● Goal: Where a line in the listing contains the string "mantissa", copy that line out.

━━ Records provided ━━

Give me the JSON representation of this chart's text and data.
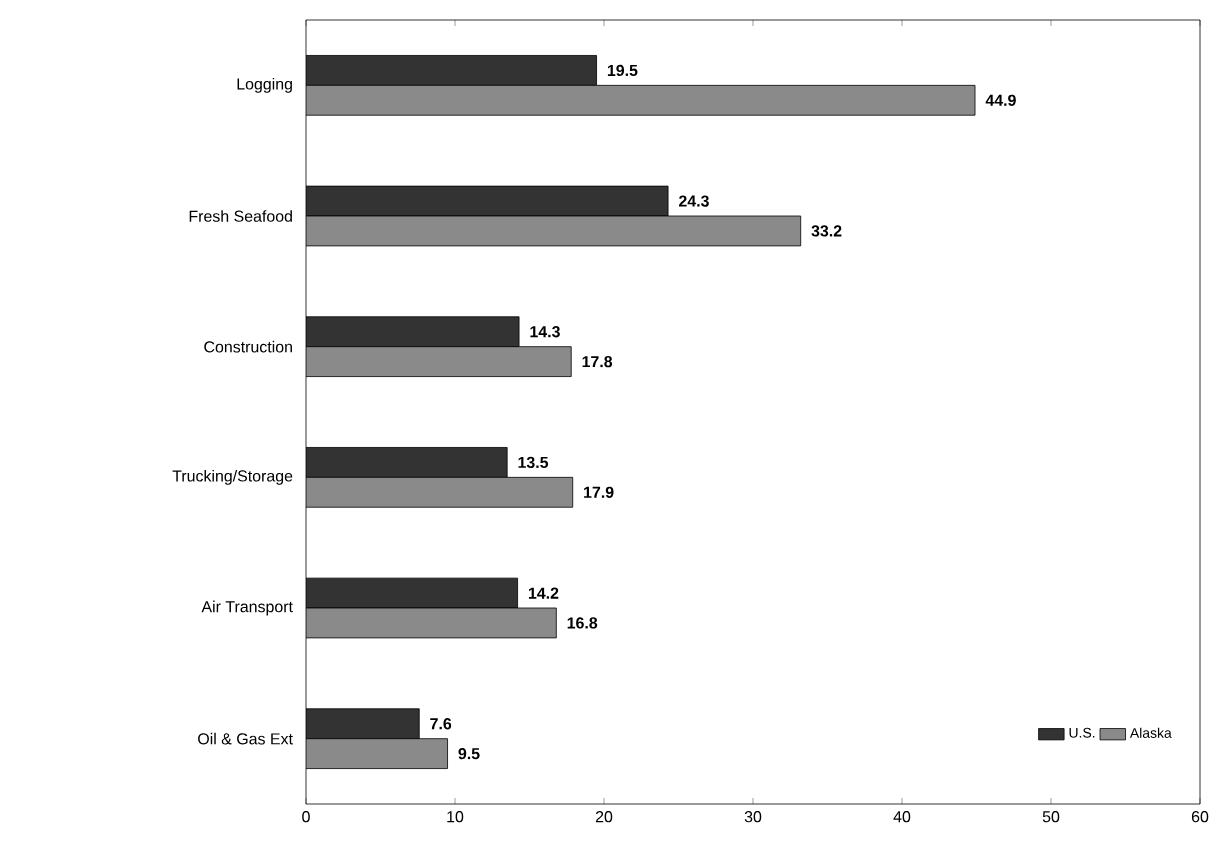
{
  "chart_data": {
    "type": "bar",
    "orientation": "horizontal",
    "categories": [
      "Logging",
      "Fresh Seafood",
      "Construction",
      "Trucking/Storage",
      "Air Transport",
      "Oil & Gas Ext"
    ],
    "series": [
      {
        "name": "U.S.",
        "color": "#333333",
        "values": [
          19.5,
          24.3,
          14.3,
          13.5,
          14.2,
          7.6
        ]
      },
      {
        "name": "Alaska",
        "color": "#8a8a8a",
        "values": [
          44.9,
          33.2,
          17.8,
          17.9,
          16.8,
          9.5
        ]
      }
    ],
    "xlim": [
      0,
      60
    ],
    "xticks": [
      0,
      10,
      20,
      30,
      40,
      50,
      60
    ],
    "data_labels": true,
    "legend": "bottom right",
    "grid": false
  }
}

━━━
━━ Records provided ━━

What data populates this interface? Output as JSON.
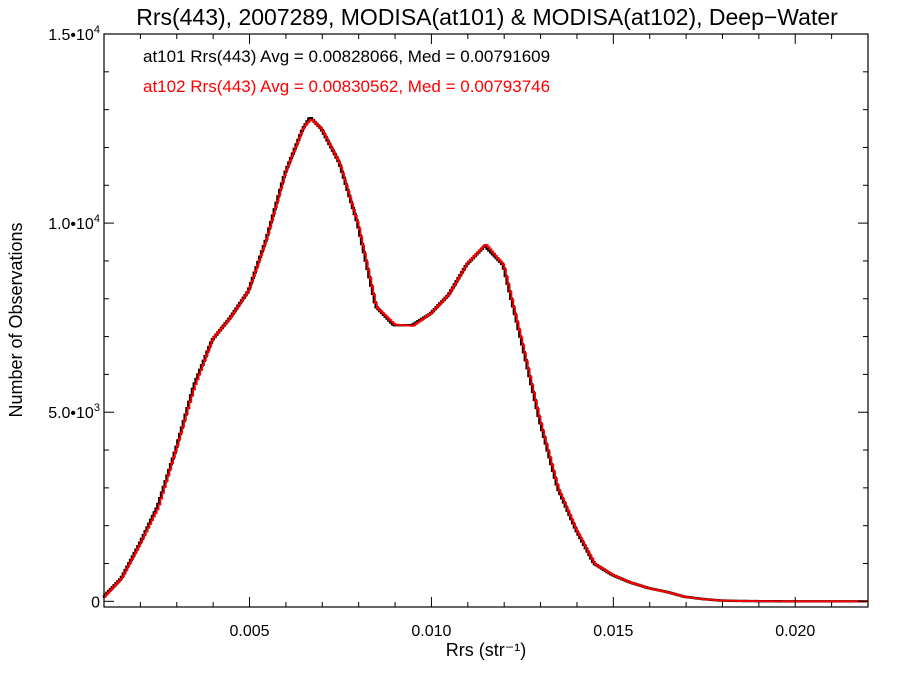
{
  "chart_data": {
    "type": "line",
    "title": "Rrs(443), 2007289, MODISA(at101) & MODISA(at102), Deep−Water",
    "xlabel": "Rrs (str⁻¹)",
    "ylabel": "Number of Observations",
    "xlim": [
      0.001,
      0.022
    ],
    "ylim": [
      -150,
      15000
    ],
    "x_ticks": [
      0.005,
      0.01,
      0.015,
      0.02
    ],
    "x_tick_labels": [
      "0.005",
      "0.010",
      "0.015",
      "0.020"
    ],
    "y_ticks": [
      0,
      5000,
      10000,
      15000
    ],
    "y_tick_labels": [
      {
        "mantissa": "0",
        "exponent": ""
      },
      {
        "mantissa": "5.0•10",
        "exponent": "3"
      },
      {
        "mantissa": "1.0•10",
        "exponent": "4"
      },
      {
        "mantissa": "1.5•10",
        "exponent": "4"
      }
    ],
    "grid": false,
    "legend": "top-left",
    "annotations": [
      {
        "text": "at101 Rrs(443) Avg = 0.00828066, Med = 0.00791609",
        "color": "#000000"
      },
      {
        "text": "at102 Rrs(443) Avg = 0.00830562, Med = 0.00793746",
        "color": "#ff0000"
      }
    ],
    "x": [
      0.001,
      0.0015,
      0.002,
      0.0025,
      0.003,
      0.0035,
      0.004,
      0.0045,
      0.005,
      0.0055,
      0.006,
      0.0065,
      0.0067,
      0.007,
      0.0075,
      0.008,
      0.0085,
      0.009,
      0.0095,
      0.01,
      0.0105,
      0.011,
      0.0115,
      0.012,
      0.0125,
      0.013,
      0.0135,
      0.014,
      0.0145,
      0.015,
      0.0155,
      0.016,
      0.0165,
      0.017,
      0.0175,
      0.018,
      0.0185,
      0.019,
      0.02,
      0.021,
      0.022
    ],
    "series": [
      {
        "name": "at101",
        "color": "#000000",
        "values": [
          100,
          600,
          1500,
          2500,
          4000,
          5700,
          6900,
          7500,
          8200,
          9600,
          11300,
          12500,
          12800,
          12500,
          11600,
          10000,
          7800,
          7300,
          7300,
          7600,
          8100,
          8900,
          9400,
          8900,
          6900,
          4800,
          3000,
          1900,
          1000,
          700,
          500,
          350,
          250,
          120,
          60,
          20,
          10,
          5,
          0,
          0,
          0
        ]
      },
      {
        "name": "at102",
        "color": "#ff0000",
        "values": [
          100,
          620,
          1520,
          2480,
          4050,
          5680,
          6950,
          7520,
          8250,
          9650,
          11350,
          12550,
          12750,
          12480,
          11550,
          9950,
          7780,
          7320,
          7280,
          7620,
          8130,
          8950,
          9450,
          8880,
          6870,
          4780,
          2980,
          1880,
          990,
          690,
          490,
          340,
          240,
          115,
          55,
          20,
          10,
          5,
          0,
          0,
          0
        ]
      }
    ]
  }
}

━━━

● Answer to the problem:
        "mantissa": "0",
        "mantissa": "5.0•10",
        "mantissa": "1.0•10",
        "mantissa": "1.5•10",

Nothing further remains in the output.